**Task description**
Gather all lines from the material that contain the word "JSON".

**Exercise materials**

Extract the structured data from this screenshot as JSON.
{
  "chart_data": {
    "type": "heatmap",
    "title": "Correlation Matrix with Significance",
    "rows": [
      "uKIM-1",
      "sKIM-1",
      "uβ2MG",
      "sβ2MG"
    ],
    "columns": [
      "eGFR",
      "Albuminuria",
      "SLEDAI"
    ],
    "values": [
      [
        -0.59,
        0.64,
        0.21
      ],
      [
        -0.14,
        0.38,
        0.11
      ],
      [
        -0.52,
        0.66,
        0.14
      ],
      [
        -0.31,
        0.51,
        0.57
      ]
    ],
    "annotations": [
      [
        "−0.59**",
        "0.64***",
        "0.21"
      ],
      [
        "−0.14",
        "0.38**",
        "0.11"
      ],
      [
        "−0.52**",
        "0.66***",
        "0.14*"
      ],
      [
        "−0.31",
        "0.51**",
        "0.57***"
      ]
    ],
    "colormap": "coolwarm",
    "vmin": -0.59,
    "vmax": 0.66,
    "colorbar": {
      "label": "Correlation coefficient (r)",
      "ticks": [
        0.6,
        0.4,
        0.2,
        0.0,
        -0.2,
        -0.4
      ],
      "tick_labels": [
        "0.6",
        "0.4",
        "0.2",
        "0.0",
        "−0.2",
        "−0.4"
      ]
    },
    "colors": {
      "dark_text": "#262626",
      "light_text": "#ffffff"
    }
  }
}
==
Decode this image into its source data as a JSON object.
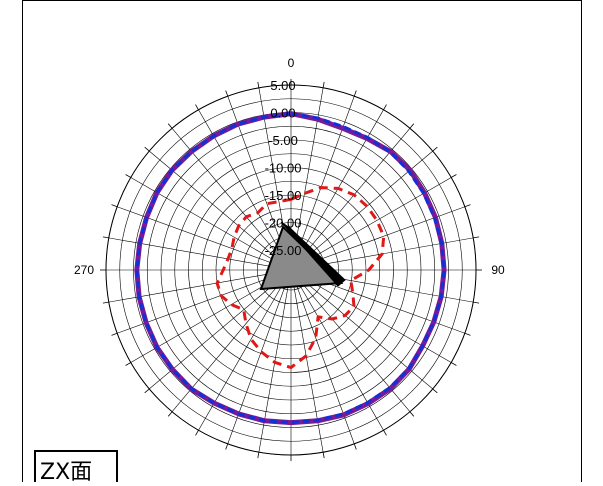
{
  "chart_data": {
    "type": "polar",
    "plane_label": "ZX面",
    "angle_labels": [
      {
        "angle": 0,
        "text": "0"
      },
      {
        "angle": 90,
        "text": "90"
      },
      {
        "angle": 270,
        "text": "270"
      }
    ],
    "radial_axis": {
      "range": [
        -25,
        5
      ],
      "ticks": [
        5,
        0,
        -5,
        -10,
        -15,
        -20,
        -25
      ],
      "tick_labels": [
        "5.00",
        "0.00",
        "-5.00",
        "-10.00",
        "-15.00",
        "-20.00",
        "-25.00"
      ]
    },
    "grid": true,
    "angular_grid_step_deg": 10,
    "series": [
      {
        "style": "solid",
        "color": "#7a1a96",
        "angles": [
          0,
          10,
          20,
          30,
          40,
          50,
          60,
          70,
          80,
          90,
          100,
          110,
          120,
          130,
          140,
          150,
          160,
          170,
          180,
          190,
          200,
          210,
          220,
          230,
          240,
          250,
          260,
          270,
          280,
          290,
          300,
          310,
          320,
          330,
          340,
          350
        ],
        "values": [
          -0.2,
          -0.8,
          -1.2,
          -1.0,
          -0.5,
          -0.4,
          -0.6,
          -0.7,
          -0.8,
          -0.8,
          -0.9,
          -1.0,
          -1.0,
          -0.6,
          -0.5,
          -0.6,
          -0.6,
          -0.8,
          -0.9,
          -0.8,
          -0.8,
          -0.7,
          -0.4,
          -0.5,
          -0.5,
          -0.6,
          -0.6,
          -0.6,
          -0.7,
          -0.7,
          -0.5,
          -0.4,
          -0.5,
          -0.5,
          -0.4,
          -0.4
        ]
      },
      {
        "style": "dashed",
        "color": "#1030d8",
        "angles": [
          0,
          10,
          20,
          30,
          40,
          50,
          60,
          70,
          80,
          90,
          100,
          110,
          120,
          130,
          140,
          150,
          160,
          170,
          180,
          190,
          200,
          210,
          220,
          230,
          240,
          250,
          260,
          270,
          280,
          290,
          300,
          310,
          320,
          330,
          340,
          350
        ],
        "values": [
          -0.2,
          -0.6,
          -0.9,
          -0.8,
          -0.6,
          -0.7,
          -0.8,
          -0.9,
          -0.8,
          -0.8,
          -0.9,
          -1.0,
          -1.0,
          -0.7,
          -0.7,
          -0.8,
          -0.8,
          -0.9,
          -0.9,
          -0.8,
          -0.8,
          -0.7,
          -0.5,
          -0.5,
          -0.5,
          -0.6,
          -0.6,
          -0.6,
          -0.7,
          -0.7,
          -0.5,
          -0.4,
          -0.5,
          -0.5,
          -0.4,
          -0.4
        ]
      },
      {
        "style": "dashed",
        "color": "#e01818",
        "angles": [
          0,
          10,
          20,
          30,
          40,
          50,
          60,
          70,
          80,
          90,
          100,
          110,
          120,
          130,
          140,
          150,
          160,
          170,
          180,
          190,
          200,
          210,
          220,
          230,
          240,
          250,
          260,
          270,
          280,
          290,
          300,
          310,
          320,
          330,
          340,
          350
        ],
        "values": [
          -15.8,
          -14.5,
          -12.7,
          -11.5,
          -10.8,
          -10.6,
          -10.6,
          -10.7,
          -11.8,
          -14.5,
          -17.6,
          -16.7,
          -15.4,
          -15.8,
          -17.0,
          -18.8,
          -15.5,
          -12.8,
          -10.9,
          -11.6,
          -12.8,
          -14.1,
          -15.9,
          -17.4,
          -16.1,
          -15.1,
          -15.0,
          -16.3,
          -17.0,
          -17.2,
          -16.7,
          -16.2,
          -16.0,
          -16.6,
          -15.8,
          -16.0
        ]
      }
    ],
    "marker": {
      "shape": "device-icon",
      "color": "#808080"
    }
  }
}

**Correct output**
Extract the structured data from this screenshot as JSON.
Decode this image into its source data as a JSON object.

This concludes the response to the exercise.